■ Extracted records
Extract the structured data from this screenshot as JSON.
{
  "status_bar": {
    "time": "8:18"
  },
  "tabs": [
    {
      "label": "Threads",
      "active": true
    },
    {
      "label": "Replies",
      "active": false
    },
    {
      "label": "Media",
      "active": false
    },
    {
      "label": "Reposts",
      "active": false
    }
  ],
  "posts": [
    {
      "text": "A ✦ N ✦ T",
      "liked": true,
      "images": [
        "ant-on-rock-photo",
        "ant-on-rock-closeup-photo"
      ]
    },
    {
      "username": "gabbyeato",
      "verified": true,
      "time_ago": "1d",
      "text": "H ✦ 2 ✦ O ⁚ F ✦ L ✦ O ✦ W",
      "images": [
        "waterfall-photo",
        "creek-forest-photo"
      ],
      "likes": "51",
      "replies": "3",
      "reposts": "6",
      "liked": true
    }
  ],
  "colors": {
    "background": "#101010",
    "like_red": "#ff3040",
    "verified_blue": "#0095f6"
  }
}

■ SHORT EXERCISE
Your task is to transcribe the listing above in full, exactly as given.

■ ANSWER IN FULL
Extract the structured data from this screenshot as JSON.
{
  "status_bar": {
    "time": "8:18"
  },
  "tabs": [
    {
      "label": "Threads",
      "active": true
    },
    {
      "label": "Replies",
      "active": false
    },
    {
      "label": "Media",
      "active": false
    },
    {
      "label": "Reposts",
      "active": false
    }
  ],
  "posts": [
    {
      "text": "A ✦ N ✦ T",
      "liked": true,
      "images": [
        "ant-on-rock-photo",
        "ant-on-rock-closeup-photo"
      ]
    },
    {
      "username": "gabbyeato",
      "verified": true,
      "time_ago": "1d",
      "text": "H ✦ 2 ✦ O ⁚ F ✦ L ✦ O ✦ W",
      "images": [
        "waterfall-photo",
        "creek-forest-photo"
      ],
      "likes": "51",
      "replies": "3",
      "reposts": "6",
      "liked": true
    }
  ],
  "colors": {
    "background": "#101010",
    "like_red": "#ff3040",
    "verified_blue": "#0095f6"
  }
}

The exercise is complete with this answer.